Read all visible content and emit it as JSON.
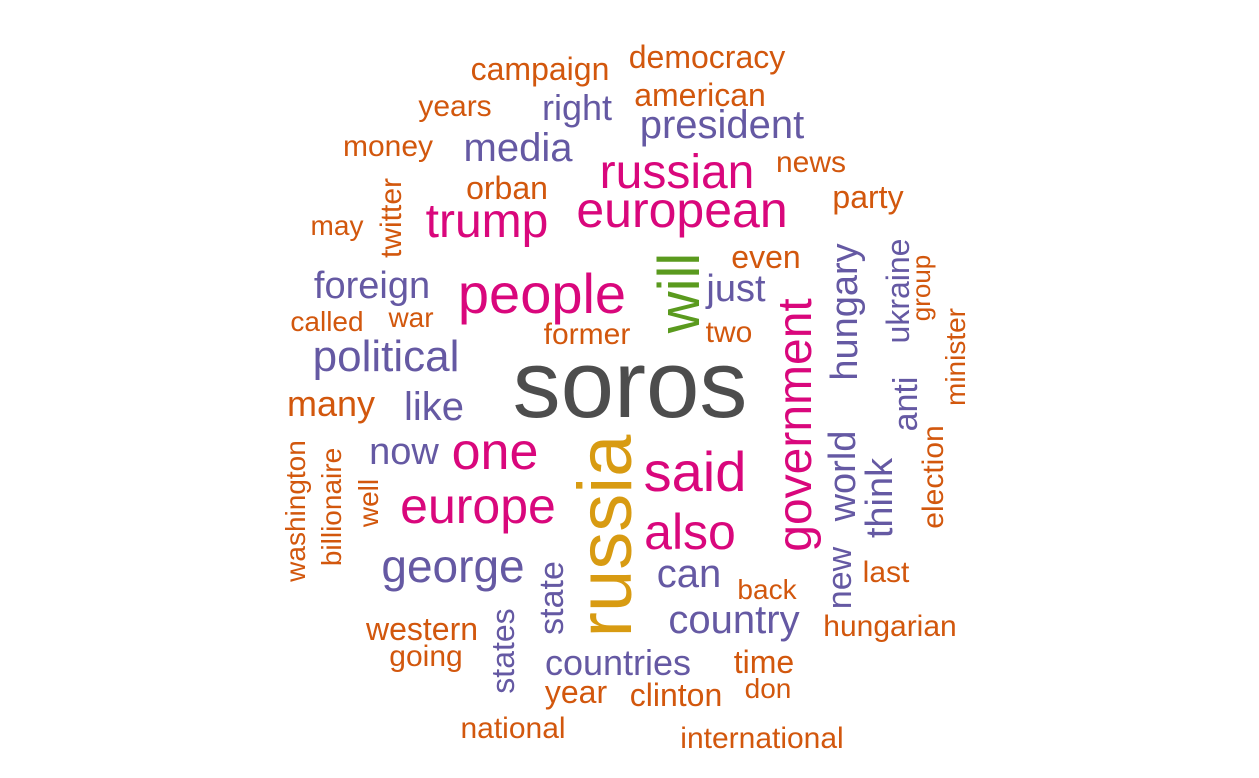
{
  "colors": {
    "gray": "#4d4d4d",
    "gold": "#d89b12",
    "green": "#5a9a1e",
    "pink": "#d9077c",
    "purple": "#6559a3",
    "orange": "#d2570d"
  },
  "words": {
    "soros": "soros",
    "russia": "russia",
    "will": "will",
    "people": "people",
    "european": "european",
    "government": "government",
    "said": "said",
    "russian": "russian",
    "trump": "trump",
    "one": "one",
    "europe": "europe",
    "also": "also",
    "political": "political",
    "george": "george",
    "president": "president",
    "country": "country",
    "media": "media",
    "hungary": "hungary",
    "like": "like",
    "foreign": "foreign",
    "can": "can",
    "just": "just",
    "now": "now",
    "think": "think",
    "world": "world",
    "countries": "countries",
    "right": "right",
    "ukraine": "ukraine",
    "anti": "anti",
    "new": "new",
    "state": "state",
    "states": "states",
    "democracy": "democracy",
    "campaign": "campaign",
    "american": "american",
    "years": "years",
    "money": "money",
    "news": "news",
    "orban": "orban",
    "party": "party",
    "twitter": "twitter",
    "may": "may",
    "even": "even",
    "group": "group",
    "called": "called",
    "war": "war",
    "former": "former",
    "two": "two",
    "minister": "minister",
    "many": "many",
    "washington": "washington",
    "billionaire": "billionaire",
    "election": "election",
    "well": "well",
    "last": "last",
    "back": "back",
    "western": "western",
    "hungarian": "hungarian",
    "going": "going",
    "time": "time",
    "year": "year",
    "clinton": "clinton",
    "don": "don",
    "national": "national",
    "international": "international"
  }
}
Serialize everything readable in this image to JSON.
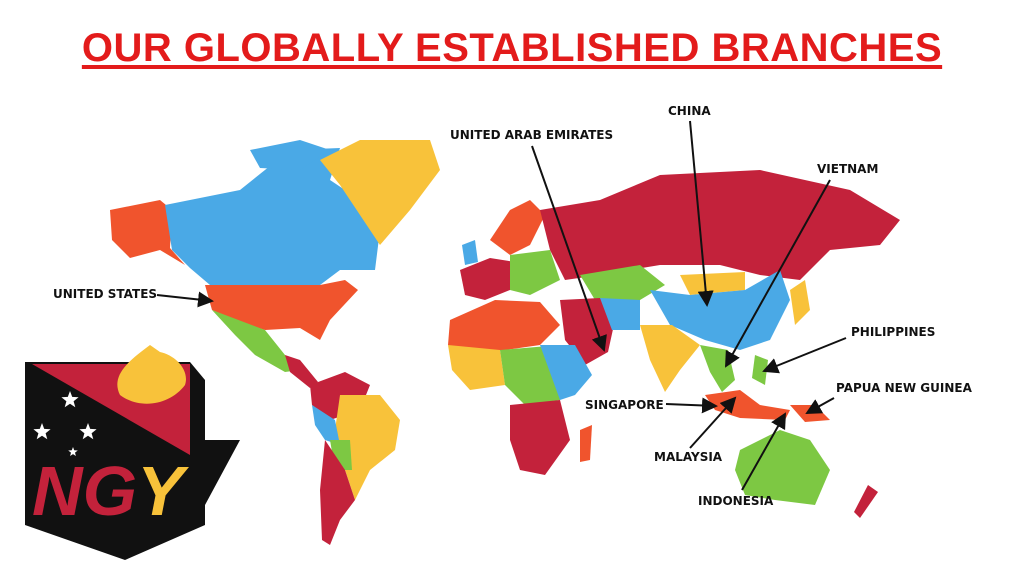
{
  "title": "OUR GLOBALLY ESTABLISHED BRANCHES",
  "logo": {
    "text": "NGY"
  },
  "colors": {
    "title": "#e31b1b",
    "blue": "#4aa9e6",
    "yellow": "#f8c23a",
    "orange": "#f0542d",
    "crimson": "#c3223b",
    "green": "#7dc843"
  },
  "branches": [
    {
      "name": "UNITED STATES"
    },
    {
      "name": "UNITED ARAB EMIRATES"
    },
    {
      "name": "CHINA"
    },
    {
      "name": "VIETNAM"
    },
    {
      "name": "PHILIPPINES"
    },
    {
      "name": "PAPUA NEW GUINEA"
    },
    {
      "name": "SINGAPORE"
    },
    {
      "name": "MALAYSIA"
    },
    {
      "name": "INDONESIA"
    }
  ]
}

__THE REQUEST__. Pictures are excluded; copy every other part of the records exactly.

__OUTPUT FOR THIS EXERCISE__.
Read all visible content and emit it as JSON.
{
  "colors": {
    "gray": "#4d4d4d",
    "gold": "#d89b12",
    "green": "#5a9a1e",
    "pink": "#d9077c",
    "purple": "#6559a3",
    "orange": "#d2570d"
  },
  "words": {
    "soros": "soros",
    "russia": "russia",
    "will": "will",
    "people": "people",
    "european": "european",
    "government": "government",
    "said": "said",
    "russian": "russian",
    "trump": "trump",
    "one": "one",
    "europe": "europe",
    "also": "also",
    "political": "political",
    "george": "george",
    "president": "president",
    "country": "country",
    "media": "media",
    "hungary": "hungary",
    "like": "like",
    "foreign": "foreign",
    "can": "can",
    "just": "just",
    "now": "now",
    "think": "think",
    "world": "world",
    "countries": "countries",
    "right": "right",
    "ukraine": "ukraine",
    "anti": "anti",
    "new": "new",
    "state": "state",
    "states": "states",
    "democracy": "democracy",
    "campaign": "campaign",
    "american": "american",
    "years": "years",
    "money": "money",
    "news": "news",
    "orban": "orban",
    "party": "party",
    "twitter": "twitter",
    "may": "may",
    "even": "even",
    "group": "group",
    "called": "called",
    "war": "war",
    "former": "former",
    "two": "two",
    "minister": "minister",
    "many": "many",
    "washington": "washington",
    "billionaire": "billionaire",
    "election": "election",
    "well": "well",
    "last": "last",
    "back": "back",
    "western": "western",
    "hungarian": "hungarian",
    "going": "going",
    "time": "time",
    "year": "year",
    "clinton": "clinton",
    "don": "don",
    "national": "national",
    "international": "international"
  }
}
Serialize everything readable in this image to JSON.
{
  "title": "OUR GLOBALLY ESTABLISHED BRANCHES",
  "logo": {
    "text": "NGY"
  },
  "colors": {
    "title": "#e31b1b",
    "blue": "#4aa9e6",
    "yellow": "#f8c23a",
    "orange": "#f0542d",
    "crimson": "#c3223b",
    "green": "#7dc843"
  },
  "branches": [
    {
      "name": "UNITED STATES"
    },
    {
      "name": "UNITED ARAB EMIRATES"
    },
    {
      "name": "CHINA"
    },
    {
      "name": "VIETNAM"
    },
    {
      "name": "PHILIPPINES"
    },
    {
      "name": "PAPUA NEW GUINEA"
    },
    {
      "name": "SINGAPORE"
    },
    {
      "name": "MALAYSIA"
    },
    {
      "name": "INDONESIA"
    }
  ]
}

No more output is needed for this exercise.